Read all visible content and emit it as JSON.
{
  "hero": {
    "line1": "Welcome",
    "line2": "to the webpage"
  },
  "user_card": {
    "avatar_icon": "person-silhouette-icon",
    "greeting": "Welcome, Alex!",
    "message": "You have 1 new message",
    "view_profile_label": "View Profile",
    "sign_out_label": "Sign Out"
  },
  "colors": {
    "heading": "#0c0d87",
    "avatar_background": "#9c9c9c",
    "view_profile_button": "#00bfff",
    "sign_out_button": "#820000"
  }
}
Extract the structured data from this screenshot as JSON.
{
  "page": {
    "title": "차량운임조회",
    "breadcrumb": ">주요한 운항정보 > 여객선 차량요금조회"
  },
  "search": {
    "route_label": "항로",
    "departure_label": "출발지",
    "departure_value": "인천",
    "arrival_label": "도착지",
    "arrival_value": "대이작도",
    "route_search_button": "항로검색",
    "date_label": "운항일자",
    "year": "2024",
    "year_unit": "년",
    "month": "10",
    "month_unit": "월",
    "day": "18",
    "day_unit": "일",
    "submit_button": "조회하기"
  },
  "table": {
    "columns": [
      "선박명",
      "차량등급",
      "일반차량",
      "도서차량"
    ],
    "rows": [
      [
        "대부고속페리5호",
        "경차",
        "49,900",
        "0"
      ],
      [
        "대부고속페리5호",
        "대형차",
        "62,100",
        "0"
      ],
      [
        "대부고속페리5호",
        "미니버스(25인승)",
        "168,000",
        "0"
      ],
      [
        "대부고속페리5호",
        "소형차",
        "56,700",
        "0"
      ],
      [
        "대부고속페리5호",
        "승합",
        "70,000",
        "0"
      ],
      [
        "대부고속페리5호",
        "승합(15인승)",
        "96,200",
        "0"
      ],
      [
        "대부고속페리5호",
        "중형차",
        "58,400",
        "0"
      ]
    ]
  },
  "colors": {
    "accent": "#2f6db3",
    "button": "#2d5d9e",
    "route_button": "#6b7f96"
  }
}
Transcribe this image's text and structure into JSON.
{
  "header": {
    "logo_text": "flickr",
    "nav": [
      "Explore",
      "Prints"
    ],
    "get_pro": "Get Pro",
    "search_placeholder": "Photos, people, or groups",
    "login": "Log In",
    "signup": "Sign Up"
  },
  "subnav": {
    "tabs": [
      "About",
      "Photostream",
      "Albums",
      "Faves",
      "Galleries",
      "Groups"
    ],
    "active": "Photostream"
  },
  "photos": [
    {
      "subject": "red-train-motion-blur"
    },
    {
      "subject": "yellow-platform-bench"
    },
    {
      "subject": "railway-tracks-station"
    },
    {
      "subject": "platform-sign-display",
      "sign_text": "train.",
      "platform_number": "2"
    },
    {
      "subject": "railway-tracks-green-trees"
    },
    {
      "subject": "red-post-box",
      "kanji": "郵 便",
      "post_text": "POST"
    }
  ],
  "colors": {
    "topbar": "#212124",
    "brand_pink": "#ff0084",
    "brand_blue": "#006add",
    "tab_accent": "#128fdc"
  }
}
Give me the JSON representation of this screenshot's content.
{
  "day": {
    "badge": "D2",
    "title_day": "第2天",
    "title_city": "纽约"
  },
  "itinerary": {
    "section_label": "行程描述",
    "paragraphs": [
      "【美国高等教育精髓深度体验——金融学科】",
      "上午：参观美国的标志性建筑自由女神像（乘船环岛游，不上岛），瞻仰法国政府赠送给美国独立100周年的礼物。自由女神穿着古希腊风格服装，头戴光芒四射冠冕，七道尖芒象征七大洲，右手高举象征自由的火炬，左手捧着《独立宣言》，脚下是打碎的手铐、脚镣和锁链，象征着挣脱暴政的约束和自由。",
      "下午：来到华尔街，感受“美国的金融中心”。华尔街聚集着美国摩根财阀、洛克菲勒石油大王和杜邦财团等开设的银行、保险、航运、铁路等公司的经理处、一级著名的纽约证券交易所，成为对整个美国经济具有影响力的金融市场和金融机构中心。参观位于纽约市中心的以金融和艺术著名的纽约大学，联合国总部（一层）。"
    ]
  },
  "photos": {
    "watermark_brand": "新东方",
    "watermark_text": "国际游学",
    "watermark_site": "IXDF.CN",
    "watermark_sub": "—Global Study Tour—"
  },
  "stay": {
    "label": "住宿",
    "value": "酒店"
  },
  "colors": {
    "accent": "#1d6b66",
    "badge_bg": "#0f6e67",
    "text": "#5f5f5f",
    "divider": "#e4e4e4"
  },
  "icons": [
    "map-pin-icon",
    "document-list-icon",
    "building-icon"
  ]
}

▶ Aim of the task:
From the listing, copy each line containing the word "train".

▶ Solution for this exercise:
      "subject": "red-train-motion-blur"
      "sign_text": "train.",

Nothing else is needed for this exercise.